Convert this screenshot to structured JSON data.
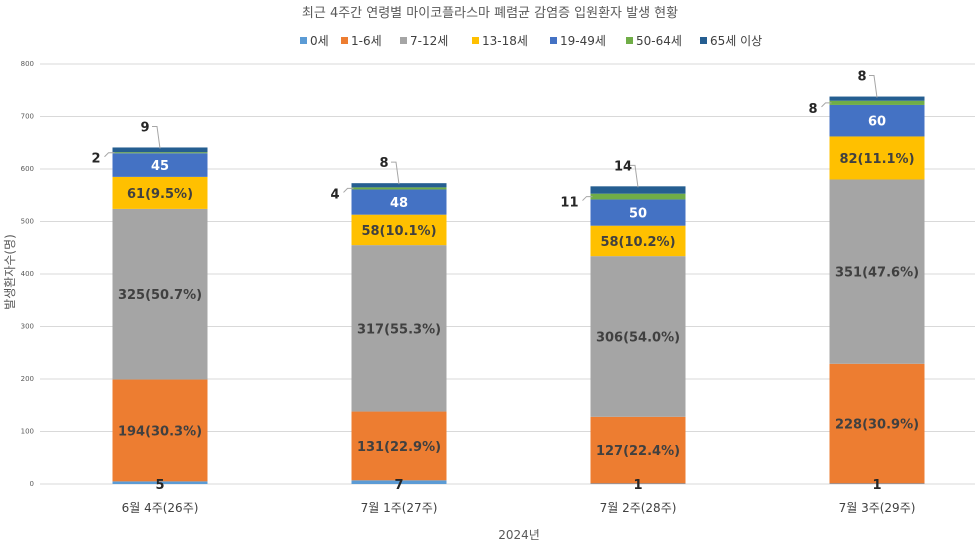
{
  "chart_data": {
    "type": "bar",
    "stacked": true,
    "title": "최근 4주간 연령별 마이코플라스마 폐렴균 감염증 입원환자 발생 현황",
    "xlabel": "2024년",
    "ylabel": "발생환자수(명)",
    "ylim": [
      0,
      800
    ],
    "yticks": [
      "0",
      "100",
      "200",
      "300",
      "400",
      "500",
      "600",
      "700",
      "800"
    ],
    "grid": true,
    "legend_position": "top",
    "categories": [
      "6월 4주(26주)",
      "7월 1주(27주)",
      "7월 2주(28주)",
      "7월 3주(29주)"
    ],
    "series": [
      {
        "name": "0세",
        "color": "#5B9BD5",
        "values": [
          5,
          7,
          1,
          1
        ],
        "labels": [
          "5",
          "7",
          "1",
          "1"
        ]
      },
      {
        "name": "1-6세",
        "color": "#ED7D31",
        "values": [
          194,
          131,
          127,
          228
        ],
        "labels": [
          "194(30.3%)",
          "131(22.9%)",
          "127(22.4%)",
          "228(30.9%)"
        ]
      },
      {
        "name": "7-12세",
        "color": "#A5A5A5",
        "values": [
          325,
          317,
          306,
          351
        ],
        "labels": [
          "325(50.7%)",
          "317(55.3%)",
          "306(54.0%)",
          "351(47.6%)"
        ]
      },
      {
        "name": "13-18세",
        "color": "#FFC000",
        "values": [
          61,
          58,
          58,
          82
        ],
        "labels": [
          "61(9.5%)",
          "58(10.1%)",
          "58(10.2%)",
          "82(11.1%)"
        ]
      },
      {
        "name": "19-49세",
        "color": "#4472C4",
        "values": [
          45,
          48,
          50,
          60
        ],
        "labels": [
          "45",
          "48",
          "50",
          "60"
        ]
      },
      {
        "name": "50-64세",
        "color": "#70AD47",
        "values": [
          2,
          4,
          11,
          8
        ],
        "labels": [
          "2",
          "4",
          "11",
          "8"
        ]
      },
      {
        "name": "65세 이상",
        "color": "#255E91",
        "values": [
          9,
          8,
          14,
          8
        ],
        "labels": [
          "9",
          "8",
          "14",
          "8"
        ]
      }
    ]
  }
}
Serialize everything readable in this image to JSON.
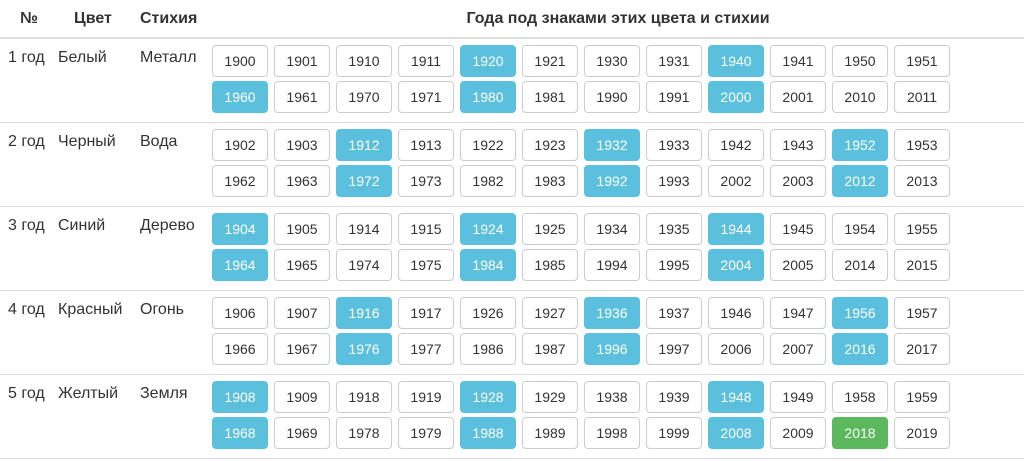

### [Task instructions]
Copy all the entries word for word. Omit any pictures.

### [Finished answer]
Convert this screenshot to structured JSON data.
{
  "chart_data": {
    "type": "bar",
    "stacked": true,
    "title": "최근 4주간 연령별 마이코플라스마 폐렴균 감염증 입원환자 발생 현황",
    "xlabel": "2024년",
    "ylabel": "발생환자수(명)",
    "ylim": [
      0,
      800
    ],
    "yticks": [
      "0",
      "100",
      "200",
      "300",
      "400",
      "500",
      "600",
      "700",
      "800"
    ],
    "grid": true,
    "legend_position": "top",
    "categories": [
      "6월 4주(26주)",
      "7월 1주(27주)",
      "7월 2주(28주)",
      "7월 3주(29주)"
    ],
    "series": [
      {
        "name": "0세",
        "color": "#5B9BD5",
        "values": [
          5,
          7,
          1,
          1
        ],
        "labels": [
          "5",
          "7",
          "1",
          "1"
        ]
      },
      {
        "name": "1-6세",
        "color": "#ED7D31",
        "values": [
          194,
          131,
          127,
          228
        ],
        "labels": [
          "194(30.3%)",
          "131(22.9%)",
          "127(22.4%)",
          "228(30.9%)"
        ]
      },
      {
        "name": "7-12세",
        "color": "#A5A5A5",
        "values": [
          325,
          317,
          306,
          351
        ],
        "labels": [
          "325(50.7%)",
          "317(55.3%)",
          "306(54.0%)",
          "351(47.6%)"
        ]
      },
      {
        "name": "13-18세",
        "color": "#FFC000",
        "values": [
          61,
          58,
          58,
          82
        ],
        "labels": [
          "61(9.5%)",
          "58(10.1%)",
          "58(10.2%)",
          "82(11.1%)"
        ]
      },
      {
        "name": "19-49세",
        "color": "#4472C4",
        "values": [
          45,
          48,
          50,
          60
        ],
        "labels": [
          "45",
          "48",
          "50",
          "60"
        ]
      },
      {
        "name": "50-64세",
        "color": "#70AD47",
        "values": [
          2,
          4,
          11,
          8
        ],
        "labels": [
          "2",
          "4",
          "11",
          "8"
        ]
      },
      {
        "name": "65세 이상",
        "color": "#255E91",
        "values": [
          9,
          8,
          14,
          8
        ],
        "labels": [
          "9",
          "8",
          "14",
          "8"
        ]
      }
    ]
  }
}
Serialize everything readable in this image to JSON.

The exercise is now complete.